Exercise:
Could you print every record below exactly as it appears?

Provided records:
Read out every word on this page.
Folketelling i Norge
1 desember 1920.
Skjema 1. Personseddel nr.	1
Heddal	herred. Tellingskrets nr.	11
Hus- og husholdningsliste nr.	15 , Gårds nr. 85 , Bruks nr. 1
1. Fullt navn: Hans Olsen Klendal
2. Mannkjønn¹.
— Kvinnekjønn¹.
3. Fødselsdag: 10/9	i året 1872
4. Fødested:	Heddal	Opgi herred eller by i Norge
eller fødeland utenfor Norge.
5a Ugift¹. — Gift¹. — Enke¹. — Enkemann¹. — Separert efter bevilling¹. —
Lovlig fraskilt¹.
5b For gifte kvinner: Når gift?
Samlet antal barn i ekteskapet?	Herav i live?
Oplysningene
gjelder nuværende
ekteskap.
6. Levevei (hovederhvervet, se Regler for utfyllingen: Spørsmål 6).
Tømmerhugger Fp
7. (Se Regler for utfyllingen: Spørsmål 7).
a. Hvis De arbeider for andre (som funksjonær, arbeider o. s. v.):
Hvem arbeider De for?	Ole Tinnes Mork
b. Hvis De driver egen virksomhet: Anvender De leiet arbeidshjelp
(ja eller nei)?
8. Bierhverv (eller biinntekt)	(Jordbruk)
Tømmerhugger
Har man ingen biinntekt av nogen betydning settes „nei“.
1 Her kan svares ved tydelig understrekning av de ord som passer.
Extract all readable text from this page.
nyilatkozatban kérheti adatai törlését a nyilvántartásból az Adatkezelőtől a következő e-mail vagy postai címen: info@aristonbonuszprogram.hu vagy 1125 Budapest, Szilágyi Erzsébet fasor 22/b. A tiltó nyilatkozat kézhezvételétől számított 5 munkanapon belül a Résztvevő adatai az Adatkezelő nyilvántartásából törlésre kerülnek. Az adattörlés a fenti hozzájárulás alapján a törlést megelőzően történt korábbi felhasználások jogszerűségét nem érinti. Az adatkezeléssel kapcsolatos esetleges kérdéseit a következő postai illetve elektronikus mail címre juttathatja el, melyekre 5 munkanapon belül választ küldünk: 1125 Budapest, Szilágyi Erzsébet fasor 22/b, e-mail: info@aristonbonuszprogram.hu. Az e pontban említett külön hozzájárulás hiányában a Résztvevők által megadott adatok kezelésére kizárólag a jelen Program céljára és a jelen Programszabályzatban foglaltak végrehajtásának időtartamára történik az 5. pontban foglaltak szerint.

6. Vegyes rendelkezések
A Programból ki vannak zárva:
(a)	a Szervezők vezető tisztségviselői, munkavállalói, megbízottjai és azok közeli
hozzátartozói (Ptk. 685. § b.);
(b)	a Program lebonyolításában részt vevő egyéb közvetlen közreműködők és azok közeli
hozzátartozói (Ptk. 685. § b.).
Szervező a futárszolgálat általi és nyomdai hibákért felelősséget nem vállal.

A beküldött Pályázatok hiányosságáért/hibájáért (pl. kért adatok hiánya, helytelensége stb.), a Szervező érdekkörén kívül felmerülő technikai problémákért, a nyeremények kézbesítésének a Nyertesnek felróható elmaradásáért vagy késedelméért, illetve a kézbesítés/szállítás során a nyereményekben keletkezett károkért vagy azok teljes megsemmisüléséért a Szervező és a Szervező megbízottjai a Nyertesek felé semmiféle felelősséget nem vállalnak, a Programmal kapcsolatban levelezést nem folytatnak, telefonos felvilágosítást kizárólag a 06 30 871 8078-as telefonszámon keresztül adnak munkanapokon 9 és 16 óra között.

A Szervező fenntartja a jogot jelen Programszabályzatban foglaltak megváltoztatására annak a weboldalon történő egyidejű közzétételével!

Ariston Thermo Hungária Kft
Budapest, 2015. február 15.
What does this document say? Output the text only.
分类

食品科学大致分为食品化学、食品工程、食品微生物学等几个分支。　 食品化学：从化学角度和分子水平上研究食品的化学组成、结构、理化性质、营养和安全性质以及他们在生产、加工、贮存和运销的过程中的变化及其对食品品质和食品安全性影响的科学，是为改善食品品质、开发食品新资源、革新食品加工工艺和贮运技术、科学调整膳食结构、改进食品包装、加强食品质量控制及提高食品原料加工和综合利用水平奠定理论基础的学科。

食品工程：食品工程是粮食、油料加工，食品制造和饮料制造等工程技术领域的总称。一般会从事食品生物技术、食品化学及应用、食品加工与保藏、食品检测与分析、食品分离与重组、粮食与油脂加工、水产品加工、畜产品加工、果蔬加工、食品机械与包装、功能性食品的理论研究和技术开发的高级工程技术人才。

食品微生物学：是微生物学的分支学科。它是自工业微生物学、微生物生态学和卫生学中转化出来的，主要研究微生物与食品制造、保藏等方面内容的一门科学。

Solution to this exercise:
Read out every word on this page.
Folketelling i Norge
1 desember 1920.
Skjema 1. Personseddel nr.	1
Heddal	herred. Tellingskrets nr.	11
Hus- og husholdningsliste nr.	15 , Gårds nr. 85 , Bruks nr. 1
1. Fullt navn: Hans Olsen Klendal
2. Mannkjønn¹.
— Kvinnekjønn¹.
3. Fødselsdag: 10/9	i året 1872
4. Fødested:	Heddal	Opgi herred eller by i Norge
eller fødeland utenfor Norge.
5a Ugift¹. — Gift¹. — Enke¹. — Enkemann¹. — Separert efter bevilling¹. —
Lovlig fraskilt¹.
5b For gifte kvinner: Når gift?
Samlet antal barn i ekteskapet?	Herav i live?
Oplysningene
gjelder nuværende
ekteskap.
6. Levevei (hovederhvervet, se Regler for utfyllingen: Spørsmål 6).
Tømmerhugger Fp
7. (Se Regler for utfyllingen: Spørsmål 7).
a. Hvis De arbeider for andre (som funksjonær, arbeider o. s. v.):
Hvem arbeider De for?	Ole Tinnes Mork
b. Hvis De driver egen virksomhet: Anvender De leiet arbeidshjelp
(ja eller nei)?
8. Bierhverv (eller biinntekt)	(Jordbruk)
Tømmerhugger
Har man ingen biinntekt av nogen betydning settes „nei“.
1 Her kan svares ved tydelig understrekning av de ord som passer.
Extract all readable text from this page.
nyilatkozatban kérheti adatai törlését a nyilvántartásból az Adatkezelőtől a következő e-mail vagy postai címen: info@aristonbonuszprogram.hu vagy 1125 Budapest, Szilágyi Erzsébet fasor 22/b. A tiltó nyilatkozat kézhezvételétől számított 5 munkanapon belül a Résztvevő adatai az Adatkezelő nyilvántartásából törlésre kerülnek. Az adattörlés a fenti hozzájárulás alapján a törlést megelőzően történt korábbi felhasználások jogszerűségét nem érinti. Az adatkezeléssel kapcsolatos esetleges kérdéseit a következő postai illetve elektronikus mail címre juttathatja el, melyekre 5 munkanapon belül választ küldünk: 1125 Budapest, Szilágyi Erzsébet fasor 22/b, e-mail: info@aristonbonuszprogram.hu. Az e pontban említett külön hozzájárulás hiányában a Résztvevők által megadott adatok kezelésére kizárólag a jelen Program céljára és a jelen Programszabályzatban foglaltak végrehajtásának időtartamára történik az 5. pontban foglaltak szerint.

6. Vegyes rendelkezések
A Programból ki vannak zárva:
(a)	a Szervezők vezető tisztségviselői, munkavállalói, megbízottjai és azok közeli
hozzátartozói (Ptk. 685. § b.);
(b)	a Program lebonyolításában részt vevő egyéb közvetlen közreműködők és azok közeli
hozzátartozói (Ptk. 685. § b.).
Szervező a futárszolgálat általi és nyomdai hibákért felelősséget nem vállal.

A beküldött Pályázatok hiányosságáért/hibájáért (pl. kért adatok hiánya, helytelensége stb.), a Szervező érdekkörén kívül felmerülő technikai problémákért, a nyeremények kézbesítésének a Nyertesnek felróható elmaradásáért vagy késedelméért, illetve a kézbesítés/szállítás során a nyereményekben keletkezett károkért vagy azok teljes megsemmisüléséért a Szervező és a Szervező megbízottjai a Nyertesek felé semmiféle felelősséget nem vállalnak, a Programmal kapcsolatban levelezést nem folytatnak, telefonos felvilágosítást kizárólag a 06 30 871 8078-as telefonszámon keresztül adnak munkanapokon 9 és 16 óra között.

A Szervező fenntartja a jogot jelen Programszabályzatban foglaltak megváltoztatására annak a weboldalon történő egyidejű közzétételével!

Ariston Thermo Hungária Kft
Budapest, 2015. február 15.
What does this document say? Output the text only.
分类

食品科学大致分为食品化学、食品工程、食品微生物学等几个分支。　 食品化学：从化学角度和分子水平上研究食品的化学组成、结构、理化性质、营养和安全性质以及他们在生产、加工、贮存和运销的过程中的变化及其对食品品质和食品安全性影响的科学，是为改善食品品质、开发食品新资源、革新食品加工工艺和贮运技术、科学调整膳食结构、改进食品包装、加强食品质量控制及提高食品原料加工和综合利用水平奠定理论基础的学科。

食品工程：食品工程是粮食、油料加工，食品制造和饮料制造等工程技术领域的总称。一般会从事食品生物技术、食品化学及应用、食品加工与保藏、食品检测与分析、食品分离与重组、粮食与油脂加工、水产品加工、畜产品加工、果蔬加工、食品机械与包装、功能性食品的理论研究和技术开发的高级工程技术人才。

食品微生物学：是微生物学的分支学科。它是自工业微生物学、微生物生态学和卫生学中转化出来的，主要研究微生物与食品制造、保藏等方面内容的一门科学。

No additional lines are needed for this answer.